(Collected data)
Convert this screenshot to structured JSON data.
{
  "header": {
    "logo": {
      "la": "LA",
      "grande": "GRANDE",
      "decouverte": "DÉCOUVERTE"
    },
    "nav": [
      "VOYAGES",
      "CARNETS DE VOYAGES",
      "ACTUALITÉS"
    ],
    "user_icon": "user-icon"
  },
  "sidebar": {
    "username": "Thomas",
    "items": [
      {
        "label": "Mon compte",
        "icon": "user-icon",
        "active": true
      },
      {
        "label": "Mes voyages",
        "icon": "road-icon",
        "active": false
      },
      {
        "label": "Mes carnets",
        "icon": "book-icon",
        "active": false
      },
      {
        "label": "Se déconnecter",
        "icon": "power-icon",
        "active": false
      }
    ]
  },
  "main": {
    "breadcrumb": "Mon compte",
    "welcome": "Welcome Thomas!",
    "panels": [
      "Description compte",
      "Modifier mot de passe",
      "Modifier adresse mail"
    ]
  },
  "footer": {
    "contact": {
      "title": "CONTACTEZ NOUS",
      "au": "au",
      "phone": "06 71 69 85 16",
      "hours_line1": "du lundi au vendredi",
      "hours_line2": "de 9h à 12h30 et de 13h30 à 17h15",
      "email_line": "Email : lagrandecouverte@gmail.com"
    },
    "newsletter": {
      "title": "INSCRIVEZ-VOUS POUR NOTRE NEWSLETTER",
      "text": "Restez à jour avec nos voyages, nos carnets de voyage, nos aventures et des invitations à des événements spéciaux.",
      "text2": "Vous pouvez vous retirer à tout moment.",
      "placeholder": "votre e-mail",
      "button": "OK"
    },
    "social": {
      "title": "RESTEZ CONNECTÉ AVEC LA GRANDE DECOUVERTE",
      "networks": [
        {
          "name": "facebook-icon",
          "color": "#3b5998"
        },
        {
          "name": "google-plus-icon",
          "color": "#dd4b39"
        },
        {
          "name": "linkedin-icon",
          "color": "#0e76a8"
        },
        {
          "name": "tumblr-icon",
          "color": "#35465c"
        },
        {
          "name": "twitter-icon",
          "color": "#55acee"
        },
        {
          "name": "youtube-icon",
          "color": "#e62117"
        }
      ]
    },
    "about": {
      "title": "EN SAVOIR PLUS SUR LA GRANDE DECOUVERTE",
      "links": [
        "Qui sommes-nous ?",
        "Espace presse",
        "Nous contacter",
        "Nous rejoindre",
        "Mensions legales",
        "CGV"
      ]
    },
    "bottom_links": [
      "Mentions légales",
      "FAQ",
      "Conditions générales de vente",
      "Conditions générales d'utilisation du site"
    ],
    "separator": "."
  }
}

- The problem
Give all of the entries again, word for word.

- Answer for this exercise
Convert this screenshot to structured JSON data.
{
  "header": {
    "logo": {
      "la": "LA",
      "grande": "GRANDE",
      "decouverte": "DÉCOUVERTE"
    },
    "nav": [
      "VOYAGES",
      "CARNETS DE VOYAGES",
      "ACTUALITÉS"
    ],
    "user_icon": "user-icon"
  },
  "sidebar": {
    "username": "Thomas",
    "items": [
      {
        "label": "Mon compte",
        "icon": "user-icon",
        "active": true
      },
      {
        "label": "Mes voyages",
        "icon": "road-icon",
        "active": false
      },
      {
        "label": "Mes carnets",
        "icon": "book-icon",
        "active": false
      },
      {
        "label": "Se déconnecter",
        "icon": "power-icon",
        "active": false
      }
    ]
  },
  "main": {
    "breadcrumb": "Mon compte",
    "welcome": "Welcome Thomas!",
    "panels": [
      "Description compte",
      "Modifier mot de passe",
      "Modifier adresse mail"
    ]
  },
  "footer": {
    "contact": {
      "title": "CONTACTEZ NOUS",
      "au": "au",
      "phone": "06 71 69 85 16",
      "hours_line1": "du lundi au vendredi",
      "hours_line2": "de 9h à 12h30 et de 13h30 à 17h15",
      "email_line": "Email : lagrandecouverte@gmail.com"
    },
    "newsletter": {
      "title": "INSCRIVEZ-VOUS POUR NOTRE NEWSLETTER",
      "text": "Restez à jour avec nos voyages, nos carnets de voyage, nos aventures et des invitations à des événements spéciaux.",
      "text2": "Vous pouvez vous retirer à tout moment.",
      "placeholder": "votre e-mail",
      "button": "OK"
    },
    "social": {
      "title": "RESTEZ CONNECTÉ AVEC LA GRANDE DECOUVERTE",
      "networks": [
        {
          "name": "facebook-icon",
          "color": "#3b5998"
        },
        {
          "name": "google-plus-icon",
          "color": "#dd4b39"
        },
        {
          "name": "linkedin-icon",
          "color": "#0e76a8"
        },
        {
          "name": "tumblr-icon",
          "color": "#35465c"
        },
        {
          "name": "twitter-icon",
          "color": "#55acee"
        },
        {
          "name": "youtube-icon",
          "color": "#e62117"
        }
      ]
    },
    "about": {
      "title": "EN SAVOIR PLUS SUR LA GRANDE DECOUVERTE",
      "links": [
        "Qui sommes-nous ?",
        "Espace presse",
        "Nous contacter",
        "Nous rejoindre",
        "Mensions legales",
        "CGV"
      ]
    },
    "bottom_links": [
      "Mentions légales",
      "FAQ",
      "Conditions générales de vente",
      "Conditions générales d'utilisation du site"
    ],
    "separator": "."
  }
}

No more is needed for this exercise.